Dataset excerpts:
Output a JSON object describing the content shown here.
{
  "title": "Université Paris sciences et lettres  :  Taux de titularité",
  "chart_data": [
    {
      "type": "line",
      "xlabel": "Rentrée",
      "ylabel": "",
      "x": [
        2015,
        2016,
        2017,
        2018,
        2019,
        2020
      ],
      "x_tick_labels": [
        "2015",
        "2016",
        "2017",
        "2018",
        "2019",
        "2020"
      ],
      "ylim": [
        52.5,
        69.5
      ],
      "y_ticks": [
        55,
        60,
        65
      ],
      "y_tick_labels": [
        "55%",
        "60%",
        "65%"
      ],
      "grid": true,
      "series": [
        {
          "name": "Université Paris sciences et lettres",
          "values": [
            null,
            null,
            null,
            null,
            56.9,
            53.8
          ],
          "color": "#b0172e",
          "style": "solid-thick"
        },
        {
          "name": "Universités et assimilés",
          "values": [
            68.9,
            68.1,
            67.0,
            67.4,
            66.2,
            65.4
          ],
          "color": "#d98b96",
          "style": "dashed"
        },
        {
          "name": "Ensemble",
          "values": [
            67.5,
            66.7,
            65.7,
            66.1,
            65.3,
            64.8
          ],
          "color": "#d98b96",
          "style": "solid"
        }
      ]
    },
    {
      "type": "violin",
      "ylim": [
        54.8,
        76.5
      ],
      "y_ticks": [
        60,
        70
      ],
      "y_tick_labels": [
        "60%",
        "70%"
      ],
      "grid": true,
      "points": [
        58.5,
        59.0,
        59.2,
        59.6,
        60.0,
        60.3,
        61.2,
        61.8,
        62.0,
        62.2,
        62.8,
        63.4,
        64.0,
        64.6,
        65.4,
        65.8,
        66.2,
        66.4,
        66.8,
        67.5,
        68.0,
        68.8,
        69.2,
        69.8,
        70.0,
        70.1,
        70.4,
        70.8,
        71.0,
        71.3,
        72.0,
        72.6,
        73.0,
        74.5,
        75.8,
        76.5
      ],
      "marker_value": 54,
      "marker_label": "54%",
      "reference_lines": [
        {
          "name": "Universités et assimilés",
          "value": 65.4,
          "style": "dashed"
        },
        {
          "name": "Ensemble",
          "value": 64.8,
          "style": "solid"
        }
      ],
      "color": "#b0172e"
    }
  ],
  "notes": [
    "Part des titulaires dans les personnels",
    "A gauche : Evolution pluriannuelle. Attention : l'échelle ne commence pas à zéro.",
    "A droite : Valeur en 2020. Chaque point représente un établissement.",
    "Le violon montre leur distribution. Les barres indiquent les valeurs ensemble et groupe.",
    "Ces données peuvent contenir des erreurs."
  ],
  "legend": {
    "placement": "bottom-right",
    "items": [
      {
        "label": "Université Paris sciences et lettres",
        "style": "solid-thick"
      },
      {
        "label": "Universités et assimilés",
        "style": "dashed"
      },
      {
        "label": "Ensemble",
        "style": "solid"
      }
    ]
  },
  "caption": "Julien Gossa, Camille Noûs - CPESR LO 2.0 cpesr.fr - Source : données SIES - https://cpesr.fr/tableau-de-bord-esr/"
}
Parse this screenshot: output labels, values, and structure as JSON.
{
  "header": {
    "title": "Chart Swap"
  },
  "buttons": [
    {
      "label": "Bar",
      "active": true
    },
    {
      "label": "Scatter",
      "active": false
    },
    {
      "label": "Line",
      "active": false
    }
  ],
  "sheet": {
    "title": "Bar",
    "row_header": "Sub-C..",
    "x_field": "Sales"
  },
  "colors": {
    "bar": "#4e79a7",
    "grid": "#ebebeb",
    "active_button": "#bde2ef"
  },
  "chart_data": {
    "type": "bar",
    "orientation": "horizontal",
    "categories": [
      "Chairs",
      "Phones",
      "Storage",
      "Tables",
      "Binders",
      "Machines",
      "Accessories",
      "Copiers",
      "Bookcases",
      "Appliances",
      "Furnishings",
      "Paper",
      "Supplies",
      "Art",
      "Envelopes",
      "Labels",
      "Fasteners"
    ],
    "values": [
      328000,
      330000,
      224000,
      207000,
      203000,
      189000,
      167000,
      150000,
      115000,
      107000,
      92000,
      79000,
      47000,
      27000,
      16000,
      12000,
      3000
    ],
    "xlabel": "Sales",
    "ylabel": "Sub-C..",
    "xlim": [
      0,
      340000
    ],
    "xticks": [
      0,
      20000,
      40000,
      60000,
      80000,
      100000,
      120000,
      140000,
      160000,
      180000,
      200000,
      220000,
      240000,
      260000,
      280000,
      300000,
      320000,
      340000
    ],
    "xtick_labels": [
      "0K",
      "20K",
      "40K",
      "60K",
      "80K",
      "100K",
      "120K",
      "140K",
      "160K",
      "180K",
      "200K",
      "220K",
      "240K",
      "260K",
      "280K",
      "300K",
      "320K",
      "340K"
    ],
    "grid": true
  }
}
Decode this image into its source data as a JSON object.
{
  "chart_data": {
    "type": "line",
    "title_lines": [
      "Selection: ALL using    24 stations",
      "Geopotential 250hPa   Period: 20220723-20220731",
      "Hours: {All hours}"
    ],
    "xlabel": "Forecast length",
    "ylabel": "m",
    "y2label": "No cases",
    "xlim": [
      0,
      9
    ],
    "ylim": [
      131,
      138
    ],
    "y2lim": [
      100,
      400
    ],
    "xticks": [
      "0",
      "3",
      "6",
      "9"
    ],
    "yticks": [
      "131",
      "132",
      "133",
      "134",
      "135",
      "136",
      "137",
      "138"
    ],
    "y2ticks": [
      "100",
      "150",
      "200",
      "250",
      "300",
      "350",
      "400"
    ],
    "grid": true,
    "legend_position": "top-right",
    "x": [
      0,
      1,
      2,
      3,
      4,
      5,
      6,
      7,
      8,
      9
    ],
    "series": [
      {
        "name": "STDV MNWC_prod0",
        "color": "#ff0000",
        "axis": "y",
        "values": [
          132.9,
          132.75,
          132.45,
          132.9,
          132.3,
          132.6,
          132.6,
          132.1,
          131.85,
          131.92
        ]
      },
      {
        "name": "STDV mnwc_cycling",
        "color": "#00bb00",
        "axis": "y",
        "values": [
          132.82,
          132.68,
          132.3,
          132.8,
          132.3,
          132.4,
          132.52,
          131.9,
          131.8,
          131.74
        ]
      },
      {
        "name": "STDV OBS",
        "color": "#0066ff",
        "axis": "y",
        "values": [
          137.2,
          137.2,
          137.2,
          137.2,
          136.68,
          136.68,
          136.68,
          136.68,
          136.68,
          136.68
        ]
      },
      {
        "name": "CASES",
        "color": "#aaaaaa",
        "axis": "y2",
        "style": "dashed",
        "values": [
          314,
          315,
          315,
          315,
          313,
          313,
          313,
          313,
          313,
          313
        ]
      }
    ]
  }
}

Exercise:
Extract each line holding the word "xlabel" from the records.

Correct response:
      "xlabel": "Rentrée",
    "xlabel": "Sales",
    "xlabel": "Forecast length",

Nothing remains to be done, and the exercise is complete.